## Written problem
Count the lines below that include the word "پرونده" and write that number alone.

==========

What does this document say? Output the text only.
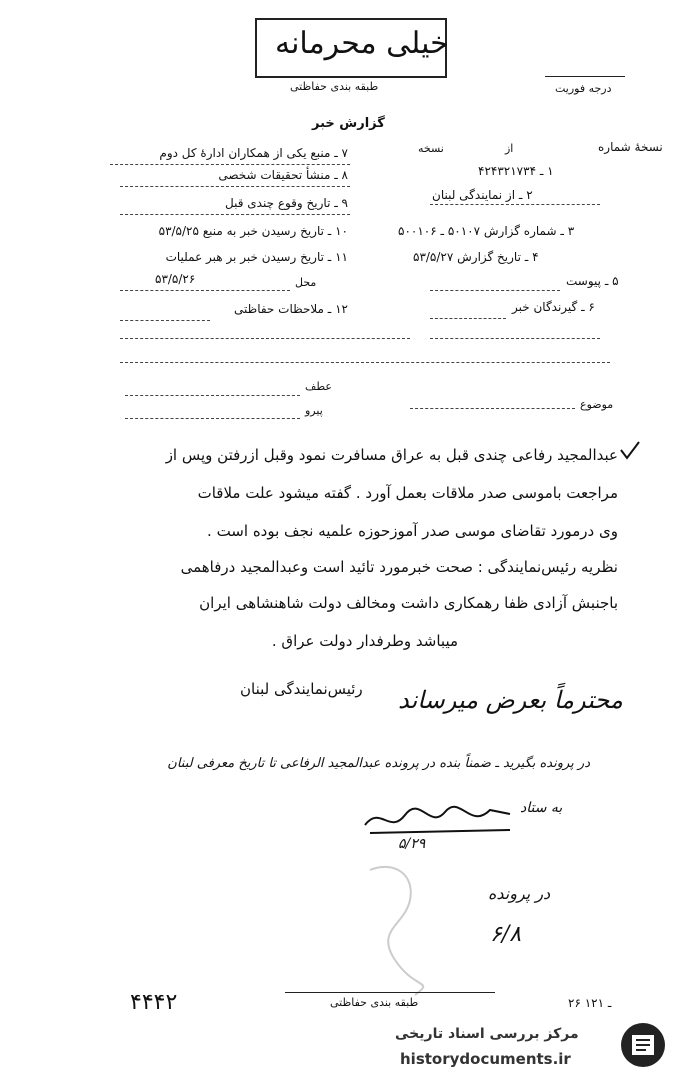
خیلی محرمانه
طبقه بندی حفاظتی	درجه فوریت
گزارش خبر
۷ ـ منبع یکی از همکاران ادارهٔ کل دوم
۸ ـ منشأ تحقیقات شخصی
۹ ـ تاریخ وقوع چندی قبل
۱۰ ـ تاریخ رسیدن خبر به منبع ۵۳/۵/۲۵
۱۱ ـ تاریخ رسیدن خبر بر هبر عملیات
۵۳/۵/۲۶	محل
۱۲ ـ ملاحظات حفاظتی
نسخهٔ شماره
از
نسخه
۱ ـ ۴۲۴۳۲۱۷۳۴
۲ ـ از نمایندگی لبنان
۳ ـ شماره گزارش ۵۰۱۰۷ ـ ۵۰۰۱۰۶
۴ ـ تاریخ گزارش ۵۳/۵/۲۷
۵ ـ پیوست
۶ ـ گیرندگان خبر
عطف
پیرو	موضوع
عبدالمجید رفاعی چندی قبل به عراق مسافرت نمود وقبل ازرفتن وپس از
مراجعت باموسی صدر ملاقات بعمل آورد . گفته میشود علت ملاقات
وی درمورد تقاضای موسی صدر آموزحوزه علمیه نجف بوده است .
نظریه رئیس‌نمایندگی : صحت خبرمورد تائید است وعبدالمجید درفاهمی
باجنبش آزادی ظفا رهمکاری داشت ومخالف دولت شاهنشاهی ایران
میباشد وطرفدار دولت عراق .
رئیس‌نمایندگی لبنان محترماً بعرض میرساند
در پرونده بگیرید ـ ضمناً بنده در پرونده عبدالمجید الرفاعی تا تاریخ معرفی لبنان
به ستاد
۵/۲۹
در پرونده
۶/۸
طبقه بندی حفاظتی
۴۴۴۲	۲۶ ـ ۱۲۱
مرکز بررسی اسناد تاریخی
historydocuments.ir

==========

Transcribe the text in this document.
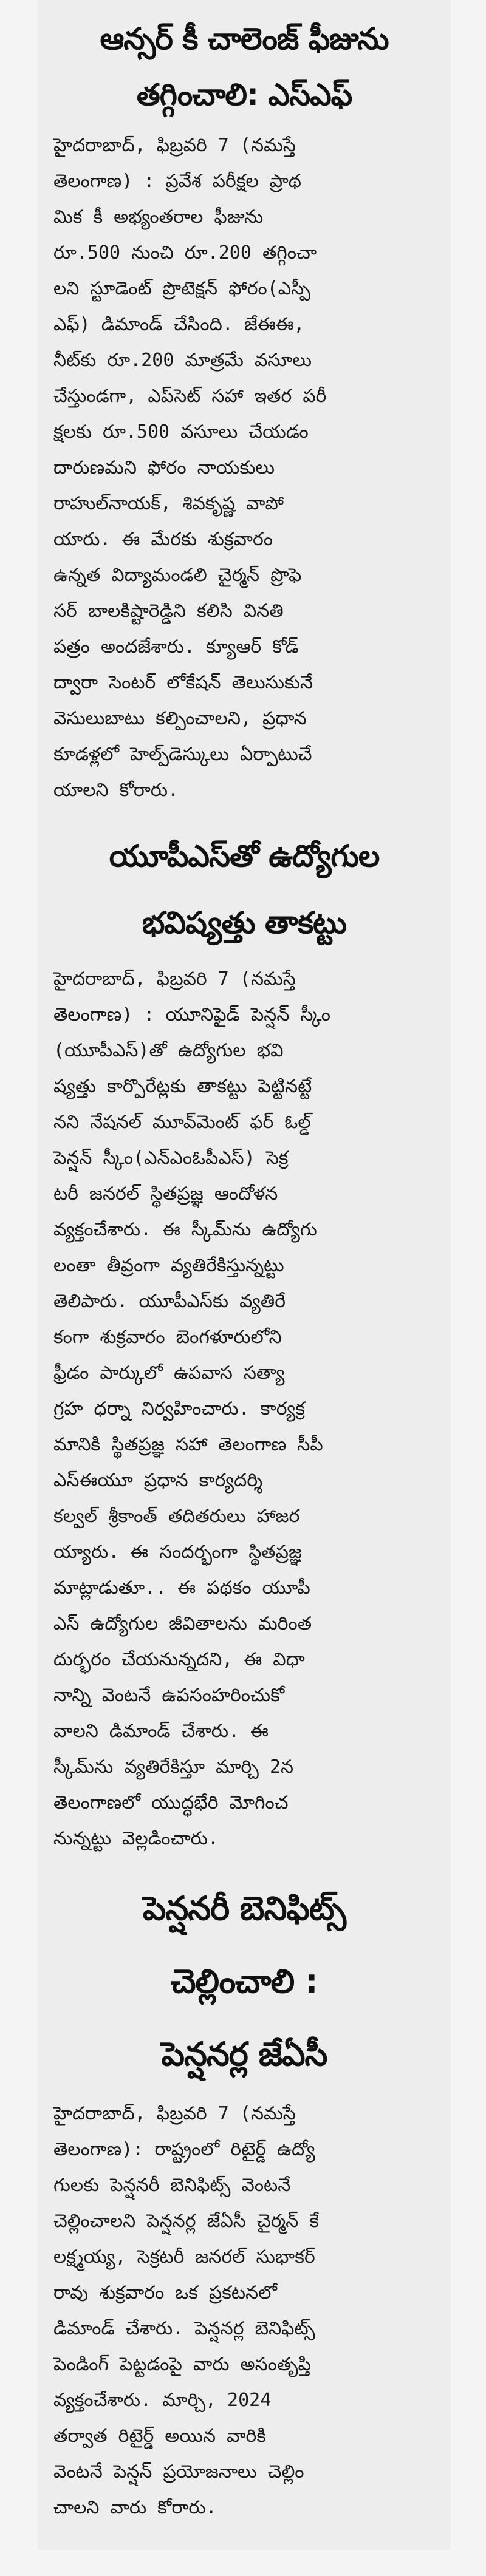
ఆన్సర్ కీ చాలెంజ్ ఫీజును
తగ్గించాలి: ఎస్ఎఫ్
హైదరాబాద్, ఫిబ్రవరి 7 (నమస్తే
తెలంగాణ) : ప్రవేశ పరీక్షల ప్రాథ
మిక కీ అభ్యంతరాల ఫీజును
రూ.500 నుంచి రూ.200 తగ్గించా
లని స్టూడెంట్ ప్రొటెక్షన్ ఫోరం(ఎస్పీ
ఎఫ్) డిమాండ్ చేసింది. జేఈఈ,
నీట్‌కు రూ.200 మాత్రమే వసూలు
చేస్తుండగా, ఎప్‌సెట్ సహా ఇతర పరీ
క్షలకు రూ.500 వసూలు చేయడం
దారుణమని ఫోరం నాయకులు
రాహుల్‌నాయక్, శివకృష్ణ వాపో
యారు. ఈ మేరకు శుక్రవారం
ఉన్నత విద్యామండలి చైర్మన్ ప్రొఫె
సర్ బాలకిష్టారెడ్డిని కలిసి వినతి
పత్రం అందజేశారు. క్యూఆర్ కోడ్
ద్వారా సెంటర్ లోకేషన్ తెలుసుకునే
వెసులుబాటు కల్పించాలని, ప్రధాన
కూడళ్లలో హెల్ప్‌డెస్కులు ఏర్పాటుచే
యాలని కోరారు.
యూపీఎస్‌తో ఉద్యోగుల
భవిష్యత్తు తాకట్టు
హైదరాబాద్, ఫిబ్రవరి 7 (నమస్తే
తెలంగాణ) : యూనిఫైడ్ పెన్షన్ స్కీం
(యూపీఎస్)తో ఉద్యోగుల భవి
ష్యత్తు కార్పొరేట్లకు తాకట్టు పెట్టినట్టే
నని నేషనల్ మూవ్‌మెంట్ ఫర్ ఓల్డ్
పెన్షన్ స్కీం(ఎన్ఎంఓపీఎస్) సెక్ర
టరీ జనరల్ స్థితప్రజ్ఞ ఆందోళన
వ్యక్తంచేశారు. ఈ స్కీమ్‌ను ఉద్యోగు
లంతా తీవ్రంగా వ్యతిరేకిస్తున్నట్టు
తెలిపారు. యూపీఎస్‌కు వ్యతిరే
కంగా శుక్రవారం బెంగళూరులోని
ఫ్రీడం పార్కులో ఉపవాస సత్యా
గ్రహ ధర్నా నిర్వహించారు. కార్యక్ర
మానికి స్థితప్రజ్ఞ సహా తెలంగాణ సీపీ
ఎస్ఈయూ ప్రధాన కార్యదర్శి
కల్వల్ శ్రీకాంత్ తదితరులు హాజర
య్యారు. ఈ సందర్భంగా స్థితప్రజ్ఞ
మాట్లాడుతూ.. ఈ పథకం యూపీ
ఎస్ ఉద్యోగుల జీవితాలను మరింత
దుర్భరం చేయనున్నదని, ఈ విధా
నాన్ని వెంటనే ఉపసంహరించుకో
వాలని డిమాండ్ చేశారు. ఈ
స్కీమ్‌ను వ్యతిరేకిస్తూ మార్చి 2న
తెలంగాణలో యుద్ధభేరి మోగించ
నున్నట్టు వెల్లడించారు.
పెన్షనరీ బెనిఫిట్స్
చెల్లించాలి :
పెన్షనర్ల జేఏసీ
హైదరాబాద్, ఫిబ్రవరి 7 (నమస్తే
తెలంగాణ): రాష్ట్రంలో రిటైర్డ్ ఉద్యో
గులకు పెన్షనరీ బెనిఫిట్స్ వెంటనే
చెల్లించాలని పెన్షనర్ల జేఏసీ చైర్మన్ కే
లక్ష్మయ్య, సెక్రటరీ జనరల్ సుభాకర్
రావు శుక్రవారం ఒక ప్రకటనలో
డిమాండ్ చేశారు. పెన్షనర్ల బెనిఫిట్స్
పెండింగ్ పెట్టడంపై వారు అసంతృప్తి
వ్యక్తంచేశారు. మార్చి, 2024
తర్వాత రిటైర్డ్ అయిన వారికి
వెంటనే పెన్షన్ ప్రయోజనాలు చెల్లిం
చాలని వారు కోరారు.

==========

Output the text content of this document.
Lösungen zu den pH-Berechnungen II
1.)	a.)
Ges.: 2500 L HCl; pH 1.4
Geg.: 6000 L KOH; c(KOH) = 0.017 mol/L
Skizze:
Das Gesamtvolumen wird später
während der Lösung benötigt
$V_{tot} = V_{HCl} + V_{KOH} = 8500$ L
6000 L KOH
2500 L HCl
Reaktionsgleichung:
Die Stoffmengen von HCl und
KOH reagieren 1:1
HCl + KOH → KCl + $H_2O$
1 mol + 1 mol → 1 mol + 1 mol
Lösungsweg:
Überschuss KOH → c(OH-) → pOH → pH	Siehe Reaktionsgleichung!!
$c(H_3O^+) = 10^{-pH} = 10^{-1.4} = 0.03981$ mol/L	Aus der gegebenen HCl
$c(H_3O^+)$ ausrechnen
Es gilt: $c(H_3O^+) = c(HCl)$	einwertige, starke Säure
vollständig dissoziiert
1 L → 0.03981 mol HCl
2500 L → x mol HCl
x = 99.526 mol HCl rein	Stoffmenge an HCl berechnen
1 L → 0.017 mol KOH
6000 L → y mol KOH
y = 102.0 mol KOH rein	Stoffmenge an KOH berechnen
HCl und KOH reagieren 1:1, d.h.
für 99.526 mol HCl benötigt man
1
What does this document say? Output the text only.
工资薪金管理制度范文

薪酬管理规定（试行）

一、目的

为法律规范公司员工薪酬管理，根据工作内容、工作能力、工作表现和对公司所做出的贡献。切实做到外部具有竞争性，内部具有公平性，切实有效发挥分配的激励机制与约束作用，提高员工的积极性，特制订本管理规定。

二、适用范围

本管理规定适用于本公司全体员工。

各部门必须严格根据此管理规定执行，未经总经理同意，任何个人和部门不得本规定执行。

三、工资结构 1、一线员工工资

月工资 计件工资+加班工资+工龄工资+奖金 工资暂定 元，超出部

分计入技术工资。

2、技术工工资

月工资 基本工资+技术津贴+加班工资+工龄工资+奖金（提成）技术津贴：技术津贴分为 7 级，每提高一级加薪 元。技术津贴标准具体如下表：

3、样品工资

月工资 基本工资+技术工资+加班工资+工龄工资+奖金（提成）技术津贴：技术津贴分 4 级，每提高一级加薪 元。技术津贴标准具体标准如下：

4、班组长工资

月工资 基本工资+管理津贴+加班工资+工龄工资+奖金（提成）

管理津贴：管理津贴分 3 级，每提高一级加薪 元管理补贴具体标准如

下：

==========

## Solution to the exercise
2